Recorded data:
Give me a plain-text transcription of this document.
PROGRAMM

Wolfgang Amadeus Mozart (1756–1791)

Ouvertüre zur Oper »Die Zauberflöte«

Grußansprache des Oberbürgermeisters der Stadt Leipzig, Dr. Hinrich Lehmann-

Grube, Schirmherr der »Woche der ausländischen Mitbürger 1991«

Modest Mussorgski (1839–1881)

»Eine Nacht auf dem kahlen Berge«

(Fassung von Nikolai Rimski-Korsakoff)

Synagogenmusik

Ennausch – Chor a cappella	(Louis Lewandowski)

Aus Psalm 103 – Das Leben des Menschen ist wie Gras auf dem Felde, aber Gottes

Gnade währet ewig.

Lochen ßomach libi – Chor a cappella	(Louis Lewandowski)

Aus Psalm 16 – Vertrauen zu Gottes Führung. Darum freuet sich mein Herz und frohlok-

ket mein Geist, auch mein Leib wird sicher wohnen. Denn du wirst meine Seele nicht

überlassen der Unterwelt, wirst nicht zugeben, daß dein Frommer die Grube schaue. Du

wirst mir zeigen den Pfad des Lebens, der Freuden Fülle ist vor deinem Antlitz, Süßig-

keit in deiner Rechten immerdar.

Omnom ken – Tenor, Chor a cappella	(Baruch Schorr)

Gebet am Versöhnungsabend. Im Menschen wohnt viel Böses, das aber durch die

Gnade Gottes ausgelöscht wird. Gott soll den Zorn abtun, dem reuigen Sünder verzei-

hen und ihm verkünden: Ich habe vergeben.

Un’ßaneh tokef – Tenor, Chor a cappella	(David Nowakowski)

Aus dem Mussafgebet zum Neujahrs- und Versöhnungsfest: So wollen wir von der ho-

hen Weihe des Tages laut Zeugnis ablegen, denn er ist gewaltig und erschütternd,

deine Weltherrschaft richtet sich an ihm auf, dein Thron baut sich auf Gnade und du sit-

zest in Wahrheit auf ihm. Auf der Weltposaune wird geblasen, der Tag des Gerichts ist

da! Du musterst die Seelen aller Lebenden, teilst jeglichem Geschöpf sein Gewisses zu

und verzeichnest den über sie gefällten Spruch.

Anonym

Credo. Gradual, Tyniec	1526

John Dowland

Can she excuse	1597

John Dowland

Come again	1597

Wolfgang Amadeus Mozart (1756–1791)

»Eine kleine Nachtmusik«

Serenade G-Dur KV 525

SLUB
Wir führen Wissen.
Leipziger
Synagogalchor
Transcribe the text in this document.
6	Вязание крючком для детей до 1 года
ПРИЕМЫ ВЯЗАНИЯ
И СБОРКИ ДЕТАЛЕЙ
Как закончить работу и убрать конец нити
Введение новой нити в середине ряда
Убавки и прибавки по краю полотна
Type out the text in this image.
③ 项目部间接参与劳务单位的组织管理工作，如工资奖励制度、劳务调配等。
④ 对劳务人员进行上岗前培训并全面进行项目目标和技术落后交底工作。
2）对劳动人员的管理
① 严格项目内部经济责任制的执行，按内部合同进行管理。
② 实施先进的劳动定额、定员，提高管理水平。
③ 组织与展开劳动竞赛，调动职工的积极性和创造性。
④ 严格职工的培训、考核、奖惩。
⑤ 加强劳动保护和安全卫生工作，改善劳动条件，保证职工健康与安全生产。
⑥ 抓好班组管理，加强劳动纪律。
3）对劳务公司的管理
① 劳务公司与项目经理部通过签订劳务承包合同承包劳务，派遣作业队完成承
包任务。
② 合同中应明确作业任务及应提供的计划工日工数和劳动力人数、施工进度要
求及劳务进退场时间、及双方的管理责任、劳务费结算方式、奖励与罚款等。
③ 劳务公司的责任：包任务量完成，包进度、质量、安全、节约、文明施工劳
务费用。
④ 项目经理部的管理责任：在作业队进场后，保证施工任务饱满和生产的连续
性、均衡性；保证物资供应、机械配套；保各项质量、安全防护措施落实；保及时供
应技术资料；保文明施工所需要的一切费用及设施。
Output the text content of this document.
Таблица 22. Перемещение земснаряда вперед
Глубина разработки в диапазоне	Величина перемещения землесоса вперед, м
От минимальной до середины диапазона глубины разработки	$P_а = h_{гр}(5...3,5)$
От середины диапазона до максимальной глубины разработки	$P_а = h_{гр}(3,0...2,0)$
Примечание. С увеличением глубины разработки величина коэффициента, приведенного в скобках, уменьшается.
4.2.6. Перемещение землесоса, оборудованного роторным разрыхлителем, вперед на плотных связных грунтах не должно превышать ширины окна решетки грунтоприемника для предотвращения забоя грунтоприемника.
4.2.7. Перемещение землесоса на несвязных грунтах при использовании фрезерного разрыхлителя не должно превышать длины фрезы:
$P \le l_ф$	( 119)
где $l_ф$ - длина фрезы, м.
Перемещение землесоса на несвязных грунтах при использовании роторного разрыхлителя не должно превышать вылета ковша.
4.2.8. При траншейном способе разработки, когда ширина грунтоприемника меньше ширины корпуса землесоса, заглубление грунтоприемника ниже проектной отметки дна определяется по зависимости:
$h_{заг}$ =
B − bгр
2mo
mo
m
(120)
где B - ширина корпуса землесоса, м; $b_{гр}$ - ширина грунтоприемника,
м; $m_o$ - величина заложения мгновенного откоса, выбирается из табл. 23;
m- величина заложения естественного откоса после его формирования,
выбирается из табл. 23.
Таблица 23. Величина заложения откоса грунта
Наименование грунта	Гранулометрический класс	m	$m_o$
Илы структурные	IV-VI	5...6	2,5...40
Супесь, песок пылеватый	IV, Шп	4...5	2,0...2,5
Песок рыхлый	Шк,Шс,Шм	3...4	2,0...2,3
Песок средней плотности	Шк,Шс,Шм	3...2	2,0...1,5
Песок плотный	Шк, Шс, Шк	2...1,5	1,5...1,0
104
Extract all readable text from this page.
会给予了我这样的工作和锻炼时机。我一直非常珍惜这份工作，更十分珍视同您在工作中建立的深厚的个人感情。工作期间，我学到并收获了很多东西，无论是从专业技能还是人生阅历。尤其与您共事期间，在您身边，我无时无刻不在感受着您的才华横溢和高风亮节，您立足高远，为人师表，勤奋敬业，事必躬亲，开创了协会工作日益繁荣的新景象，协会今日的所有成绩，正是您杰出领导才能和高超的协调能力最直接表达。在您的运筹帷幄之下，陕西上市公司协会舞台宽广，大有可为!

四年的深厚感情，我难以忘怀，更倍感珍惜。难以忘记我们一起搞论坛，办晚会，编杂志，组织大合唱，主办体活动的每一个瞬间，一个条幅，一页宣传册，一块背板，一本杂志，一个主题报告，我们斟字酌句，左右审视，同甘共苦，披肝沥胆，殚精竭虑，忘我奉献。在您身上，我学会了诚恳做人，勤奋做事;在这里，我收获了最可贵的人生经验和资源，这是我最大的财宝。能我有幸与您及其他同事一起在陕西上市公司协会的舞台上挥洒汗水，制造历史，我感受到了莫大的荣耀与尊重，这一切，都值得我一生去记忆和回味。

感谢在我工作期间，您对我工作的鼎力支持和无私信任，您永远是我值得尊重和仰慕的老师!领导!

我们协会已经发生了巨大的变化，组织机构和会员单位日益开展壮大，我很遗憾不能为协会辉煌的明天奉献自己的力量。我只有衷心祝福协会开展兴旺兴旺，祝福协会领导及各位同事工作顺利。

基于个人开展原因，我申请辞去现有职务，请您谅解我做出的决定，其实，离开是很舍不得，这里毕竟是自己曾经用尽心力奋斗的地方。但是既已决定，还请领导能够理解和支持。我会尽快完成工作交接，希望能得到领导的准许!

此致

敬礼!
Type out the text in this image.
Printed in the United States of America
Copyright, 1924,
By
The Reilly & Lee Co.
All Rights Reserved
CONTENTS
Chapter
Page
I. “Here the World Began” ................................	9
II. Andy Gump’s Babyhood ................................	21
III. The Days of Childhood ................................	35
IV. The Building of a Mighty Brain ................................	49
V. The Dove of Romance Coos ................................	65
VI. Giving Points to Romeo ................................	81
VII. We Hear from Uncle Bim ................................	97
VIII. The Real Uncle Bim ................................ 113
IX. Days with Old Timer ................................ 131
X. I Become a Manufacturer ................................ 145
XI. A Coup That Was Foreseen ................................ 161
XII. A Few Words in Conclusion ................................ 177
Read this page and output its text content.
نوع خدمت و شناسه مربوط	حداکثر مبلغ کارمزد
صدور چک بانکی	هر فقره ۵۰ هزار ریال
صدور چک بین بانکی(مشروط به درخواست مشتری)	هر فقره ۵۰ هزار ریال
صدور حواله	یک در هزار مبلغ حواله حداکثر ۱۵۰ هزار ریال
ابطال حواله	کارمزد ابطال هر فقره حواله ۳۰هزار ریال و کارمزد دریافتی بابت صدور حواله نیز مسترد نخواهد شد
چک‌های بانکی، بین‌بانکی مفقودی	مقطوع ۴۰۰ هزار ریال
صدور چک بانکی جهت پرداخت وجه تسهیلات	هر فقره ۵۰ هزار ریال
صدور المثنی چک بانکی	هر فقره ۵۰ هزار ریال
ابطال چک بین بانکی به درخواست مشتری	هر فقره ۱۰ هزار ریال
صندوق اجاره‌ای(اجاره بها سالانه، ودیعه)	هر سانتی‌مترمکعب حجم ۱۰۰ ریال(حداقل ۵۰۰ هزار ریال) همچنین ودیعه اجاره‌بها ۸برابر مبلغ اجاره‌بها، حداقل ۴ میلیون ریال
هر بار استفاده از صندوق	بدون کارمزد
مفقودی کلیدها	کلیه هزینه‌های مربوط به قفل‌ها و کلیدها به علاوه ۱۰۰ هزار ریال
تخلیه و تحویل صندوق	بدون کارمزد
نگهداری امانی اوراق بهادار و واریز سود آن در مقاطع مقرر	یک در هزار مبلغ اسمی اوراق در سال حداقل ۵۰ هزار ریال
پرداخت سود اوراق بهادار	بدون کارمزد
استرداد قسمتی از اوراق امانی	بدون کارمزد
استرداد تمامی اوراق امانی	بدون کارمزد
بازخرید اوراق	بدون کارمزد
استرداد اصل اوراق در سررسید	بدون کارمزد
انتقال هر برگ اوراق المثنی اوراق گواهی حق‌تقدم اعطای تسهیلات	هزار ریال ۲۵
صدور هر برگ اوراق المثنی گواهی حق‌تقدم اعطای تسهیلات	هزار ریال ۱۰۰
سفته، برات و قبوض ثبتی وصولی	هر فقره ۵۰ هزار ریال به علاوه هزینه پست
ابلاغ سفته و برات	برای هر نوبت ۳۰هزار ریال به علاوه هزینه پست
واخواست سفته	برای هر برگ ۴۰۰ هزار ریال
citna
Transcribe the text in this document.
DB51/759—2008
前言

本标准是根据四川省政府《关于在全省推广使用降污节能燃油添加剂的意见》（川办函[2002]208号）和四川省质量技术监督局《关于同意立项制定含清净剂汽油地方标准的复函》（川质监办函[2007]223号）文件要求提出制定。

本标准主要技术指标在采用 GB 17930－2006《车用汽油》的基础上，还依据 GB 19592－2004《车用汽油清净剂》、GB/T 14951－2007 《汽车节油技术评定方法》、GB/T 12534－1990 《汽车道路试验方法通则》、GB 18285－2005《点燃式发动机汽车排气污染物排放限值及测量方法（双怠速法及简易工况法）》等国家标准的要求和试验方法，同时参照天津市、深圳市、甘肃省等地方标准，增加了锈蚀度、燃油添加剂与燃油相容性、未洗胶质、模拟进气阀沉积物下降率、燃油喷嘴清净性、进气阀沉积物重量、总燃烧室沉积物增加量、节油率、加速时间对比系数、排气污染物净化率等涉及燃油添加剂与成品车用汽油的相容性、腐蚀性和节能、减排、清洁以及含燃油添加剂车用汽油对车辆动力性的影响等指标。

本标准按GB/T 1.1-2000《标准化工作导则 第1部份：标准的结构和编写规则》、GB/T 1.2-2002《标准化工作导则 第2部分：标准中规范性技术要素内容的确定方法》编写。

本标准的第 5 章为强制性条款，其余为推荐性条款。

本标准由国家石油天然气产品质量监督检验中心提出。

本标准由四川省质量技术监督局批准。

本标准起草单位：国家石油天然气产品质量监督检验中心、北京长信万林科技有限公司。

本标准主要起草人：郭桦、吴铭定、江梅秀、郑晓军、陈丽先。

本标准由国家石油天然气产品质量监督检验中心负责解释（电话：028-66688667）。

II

→ **Your task**
Find the lines that include the string "text", then copy each of them.

→ **Exercise result**
Give me a plain-text transcription of this document.
Transcribe the text in this document.
Type out the text in this image.
Output the text content of this document.
Extract all readable text from this page.
Type out the text in this image.
Read this page and output its text content.
Transcribe the text in this document.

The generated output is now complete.